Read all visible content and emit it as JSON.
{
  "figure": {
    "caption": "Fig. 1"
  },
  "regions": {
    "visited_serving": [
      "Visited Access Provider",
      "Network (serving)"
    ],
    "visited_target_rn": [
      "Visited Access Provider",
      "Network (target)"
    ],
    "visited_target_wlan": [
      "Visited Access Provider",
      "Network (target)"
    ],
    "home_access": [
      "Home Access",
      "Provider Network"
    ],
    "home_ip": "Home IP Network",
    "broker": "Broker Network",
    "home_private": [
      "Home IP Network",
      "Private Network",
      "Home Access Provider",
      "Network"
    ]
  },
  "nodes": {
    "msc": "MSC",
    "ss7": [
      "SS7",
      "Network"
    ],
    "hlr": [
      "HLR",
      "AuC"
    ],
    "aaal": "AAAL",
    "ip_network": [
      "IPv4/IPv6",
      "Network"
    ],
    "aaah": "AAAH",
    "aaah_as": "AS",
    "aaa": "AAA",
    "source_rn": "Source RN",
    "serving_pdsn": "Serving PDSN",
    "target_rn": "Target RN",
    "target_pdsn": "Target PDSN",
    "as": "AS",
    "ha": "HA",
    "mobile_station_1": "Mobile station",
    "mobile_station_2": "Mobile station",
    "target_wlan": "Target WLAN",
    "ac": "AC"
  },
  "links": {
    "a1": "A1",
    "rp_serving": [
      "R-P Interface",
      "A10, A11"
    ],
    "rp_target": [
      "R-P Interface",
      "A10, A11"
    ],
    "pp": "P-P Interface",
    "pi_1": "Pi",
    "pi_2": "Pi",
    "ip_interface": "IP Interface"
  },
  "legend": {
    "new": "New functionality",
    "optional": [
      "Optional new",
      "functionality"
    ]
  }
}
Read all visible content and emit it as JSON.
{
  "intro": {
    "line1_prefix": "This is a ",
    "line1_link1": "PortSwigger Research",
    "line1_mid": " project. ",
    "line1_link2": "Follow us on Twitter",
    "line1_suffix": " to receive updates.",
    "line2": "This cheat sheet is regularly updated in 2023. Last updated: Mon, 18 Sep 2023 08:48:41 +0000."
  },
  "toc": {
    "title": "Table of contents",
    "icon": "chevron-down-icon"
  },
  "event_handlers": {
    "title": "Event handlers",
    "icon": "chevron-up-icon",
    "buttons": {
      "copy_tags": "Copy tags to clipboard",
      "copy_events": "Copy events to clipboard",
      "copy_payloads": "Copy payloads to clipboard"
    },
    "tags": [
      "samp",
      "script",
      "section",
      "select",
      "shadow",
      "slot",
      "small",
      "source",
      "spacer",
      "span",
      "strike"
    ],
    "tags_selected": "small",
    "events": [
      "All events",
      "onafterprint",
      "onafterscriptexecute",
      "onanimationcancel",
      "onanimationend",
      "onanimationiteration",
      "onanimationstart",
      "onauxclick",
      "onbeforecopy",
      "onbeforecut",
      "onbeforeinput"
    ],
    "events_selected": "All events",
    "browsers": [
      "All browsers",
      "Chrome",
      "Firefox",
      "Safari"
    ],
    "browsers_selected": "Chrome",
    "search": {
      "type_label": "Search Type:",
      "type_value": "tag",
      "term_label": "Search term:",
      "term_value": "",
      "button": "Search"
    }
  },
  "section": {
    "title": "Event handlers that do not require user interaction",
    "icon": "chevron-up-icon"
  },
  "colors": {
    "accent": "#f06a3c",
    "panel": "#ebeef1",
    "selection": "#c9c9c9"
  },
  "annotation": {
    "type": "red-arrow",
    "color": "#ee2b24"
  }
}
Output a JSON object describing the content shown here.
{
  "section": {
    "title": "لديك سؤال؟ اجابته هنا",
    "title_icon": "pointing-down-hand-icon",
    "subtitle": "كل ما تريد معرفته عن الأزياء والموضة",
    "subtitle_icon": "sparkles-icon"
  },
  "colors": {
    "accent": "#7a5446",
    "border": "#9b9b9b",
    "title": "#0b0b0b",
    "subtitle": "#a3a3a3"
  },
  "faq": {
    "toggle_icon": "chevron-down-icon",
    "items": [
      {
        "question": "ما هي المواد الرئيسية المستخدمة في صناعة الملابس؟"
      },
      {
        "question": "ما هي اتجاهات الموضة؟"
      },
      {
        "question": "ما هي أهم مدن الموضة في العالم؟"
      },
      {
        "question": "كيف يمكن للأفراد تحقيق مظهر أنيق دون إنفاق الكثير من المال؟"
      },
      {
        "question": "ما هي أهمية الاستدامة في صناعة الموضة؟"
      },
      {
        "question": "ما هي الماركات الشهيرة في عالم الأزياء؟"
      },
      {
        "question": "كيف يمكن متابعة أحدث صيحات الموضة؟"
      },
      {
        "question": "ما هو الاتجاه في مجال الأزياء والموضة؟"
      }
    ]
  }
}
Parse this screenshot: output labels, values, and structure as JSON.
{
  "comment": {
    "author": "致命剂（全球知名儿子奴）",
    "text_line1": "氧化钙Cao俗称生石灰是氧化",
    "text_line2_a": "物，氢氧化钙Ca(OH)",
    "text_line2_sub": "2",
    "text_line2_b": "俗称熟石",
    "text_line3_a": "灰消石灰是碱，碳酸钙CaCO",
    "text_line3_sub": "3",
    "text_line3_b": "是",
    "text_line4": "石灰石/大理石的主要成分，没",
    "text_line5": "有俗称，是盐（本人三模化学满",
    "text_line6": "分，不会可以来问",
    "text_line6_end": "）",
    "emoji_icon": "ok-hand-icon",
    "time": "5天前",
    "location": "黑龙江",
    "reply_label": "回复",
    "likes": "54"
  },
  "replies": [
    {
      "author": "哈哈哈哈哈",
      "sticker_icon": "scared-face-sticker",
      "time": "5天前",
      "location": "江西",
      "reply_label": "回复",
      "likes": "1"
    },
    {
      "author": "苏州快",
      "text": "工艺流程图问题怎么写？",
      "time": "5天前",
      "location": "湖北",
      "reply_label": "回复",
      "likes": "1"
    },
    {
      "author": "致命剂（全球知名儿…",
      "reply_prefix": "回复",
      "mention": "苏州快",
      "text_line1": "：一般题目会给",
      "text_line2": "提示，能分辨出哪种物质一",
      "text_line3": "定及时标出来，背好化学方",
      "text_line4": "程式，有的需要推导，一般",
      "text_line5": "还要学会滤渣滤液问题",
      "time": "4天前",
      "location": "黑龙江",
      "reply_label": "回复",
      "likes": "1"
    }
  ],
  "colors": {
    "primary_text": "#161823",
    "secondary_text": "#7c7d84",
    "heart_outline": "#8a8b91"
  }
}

## Objective
The entries above must be returned in full, exactly as shown.

## Final result
Read all visible content and emit it as JSON.
{
  "figure": {
    "caption": "Fig. 1"
  },
  "regions": {
    "visited_serving": [
      "Visited Access Provider",
      "Network (serving)"
    ],
    "visited_target_rn": [
      "Visited Access Provider",
      "Network (target)"
    ],
    "visited_target_wlan": [
      "Visited Access Provider",
      "Network (target)"
    ],
    "home_access": [
      "Home Access",
      "Provider Network"
    ],
    "home_ip": "Home IP Network",
    "broker": "Broker Network",
    "home_private": [
      "Home IP Network",
      "Private Network",
      "Home Access Provider",
      "Network"
    ]
  },
  "nodes": {
    "msc": "MSC",
    "ss7": [
      "SS7",
      "Network"
    ],
    "hlr": [
      "HLR",
      "AuC"
    ],
    "aaal": "AAAL",
    "ip_network": [
      "IPv4/IPv6",
      "Network"
    ],
    "aaah": "AAAH",
    "aaah_as": "AS",
    "aaa": "AAA",
    "source_rn": "Source RN",
    "serving_pdsn": "Serving PDSN",
    "target_rn": "Target RN",
    "target_pdsn": "Target PDSN",
    "as": "AS",
    "ha": "HA",
    "mobile_station_1": "Mobile station",
    "mobile_station_2": "Mobile station",
    "target_wlan": "Target WLAN",
    "ac": "AC"
  },
  "links": {
    "a1": "A1",
    "rp_serving": [
      "R-P Interface",
      "A10, A11"
    ],
    "rp_target": [
      "R-P Interface",
      "A10, A11"
    ],
    "pp": "P-P Interface",
    "pi_1": "Pi",
    "pi_2": "Pi",
    "ip_interface": "IP Interface"
  },
  "legend": {
    "new": "New functionality",
    "optional": [
      "Optional new",
      "functionality"
    ]
  }
}
Read all visible content and emit it as JSON.
{
  "intro": {
    "line1_prefix": "This is a ",
    "line1_link1": "PortSwigger Research",
    "line1_mid": " project. ",
    "line1_link2": "Follow us on Twitter",
    "line1_suffix": " to receive updates.",
    "line2": "This cheat sheet is regularly updated in 2023. Last updated: Mon, 18 Sep 2023 08:48:41 +0000."
  },
  "toc": {
    "title": "Table of contents",
    "icon": "chevron-down-icon"
  },
  "event_handlers": {
    "title": "Event handlers",
    "icon": "chevron-up-icon",
    "buttons": {
      "copy_tags": "Copy tags to clipboard",
      "copy_events": "Copy events to clipboard",
      "copy_payloads": "Copy payloads to clipboard"
    },
    "tags": [
      "samp",
      "script",
      "section",
      "select",
      "shadow",
      "slot",
      "small",
      "source",
      "spacer",
      "span",
      "strike"
    ],
    "tags_selected": "small",
    "events": [
      "All events",
      "onafterprint",
      "onafterscriptexecute",
      "onanimationcancel",
      "onanimationend",
      "onanimationiteration",
      "onanimationstart",
      "onauxclick",
      "onbeforecopy",
      "onbeforecut",
      "onbeforeinput"
    ],
    "events_selected": "All events",
    "browsers": [
      "All browsers",
      "Chrome",
      "Firefox",
      "Safari"
    ],
    "browsers_selected": "Chrome",
    "search": {
      "type_label": "Search Type:",
      "type_value": "tag",
      "term_label": "Search term:",
      "term_value": "",
      "button": "Search"
    }
  },
  "section": {
    "title": "Event handlers that do not require user interaction",
    "icon": "chevron-up-icon"
  },
  "colors": {
    "accent": "#f06a3c",
    "panel": "#ebeef1",
    "selection": "#c9c9c9"
  },
  "annotation": {
    "type": "red-arrow",
    "color": "#ee2b24"
  }
}
Output a JSON object describing the content shown here.
{
  "section": {
    "title": "لديك سؤال؟ اجابته هنا",
    "title_icon": "pointing-down-hand-icon",
    "subtitle": "كل ما تريد معرفته عن الأزياء والموضة",
    "subtitle_icon": "sparkles-icon"
  },
  "colors": {
    "accent": "#7a5446",
    "border": "#9b9b9b",
    "title": "#0b0b0b",
    "subtitle": "#a3a3a3"
  },
  "faq": {
    "toggle_icon": "chevron-down-icon",
    "items": [
      {
        "question": "ما هي المواد الرئيسية المستخدمة في صناعة الملابس؟"
      },
      {
        "question": "ما هي اتجاهات الموضة؟"
      },
      {
        "question": "ما هي أهم مدن الموضة في العالم؟"
      },
      {
        "question": "كيف يمكن للأفراد تحقيق مظهر أنيق دون إنفاق الكثير من المال؟"
      },
      {
        "question": "ما هي أهمية الاستدامة في صناعة الموضة؟"
      },
      {
        "question": "ما هي الماركات الشهيرة في عالم الأزياء؟"
      },
      {
        "question": "كيف يمكن متابعة أحدث صيحات الموضة؟"
      },
      {
        "question": "ما هو الاتجاه في مجال الأزياء والموضة؟"
      }
    ]
  }
}
Parse this screenshot: output labels, values, and structure as JSON.
{
  "comment": {
    "author": "致命剂（全球知名儿子奴）",
    "text_line1": "氧化钙Cao俗称生石灰是氧化",
    "text_line2_a": "物，氢氧化钙Ca(OH)",
    "text_line2_sub": "2",
    "text_line2_b": "俗称熟石",
    "text_line3_a": "灰消石灰是碱，碳酸钙CaCO",
    "text_line3_sub": "3",
    "text_line3_b": "是",
    "text_line4": "石灰石/大理石的主要成分，没",
    "text_line5": "有俗称，是盐（本人三模化学满",
    "text_line6": "分，不会可以来问",
    "text_line6_end": "）",
    "emoji_icon": "ok-hand-icon",
    "time": "5天前",
    "location": "黑龙江",
    "reply_label": "回复",
    "likes": "54"
  },
  "replies": [
    {
      "author": "哈哈哈哈哈",
      "sticker_icon": "scared-face-sticker",
      "time": "5天前",
      "location": "江西",
      "reply_label": "回复",
      "likes": "1"
    },
    {
      "author": "苏州快",
      "text": "工艺流程图问题怎么写？",
      "time": "5天前",
      "location": "湖北",
      "reply_label": "回复",
      "likes": "1"
    },
    {
      "author": "致命剂（全球知名儿…",
      "reply_prefix": "回复",
      "mention": "苏州快",
      "text_line1": "：一般题目会给",
      "text_line2": "提示，能分辨出哪种物质一",
      "text_line3": "定及时标出来，背好化学方",
      "text_line4": "程式，有的需要推导，一般",
      "text_line5": "还要学会滤渣滤液问题",
      "time": "4天前",
      "location": "黑龙江",
      "reply_label": "回复",
      "likes": "1"
    }
  ],
  "colors": {
    "primary_text": "#161823",
    "secondary_text": "#7c7d84",
    "heart_outline": "#8a8b91"
  }
}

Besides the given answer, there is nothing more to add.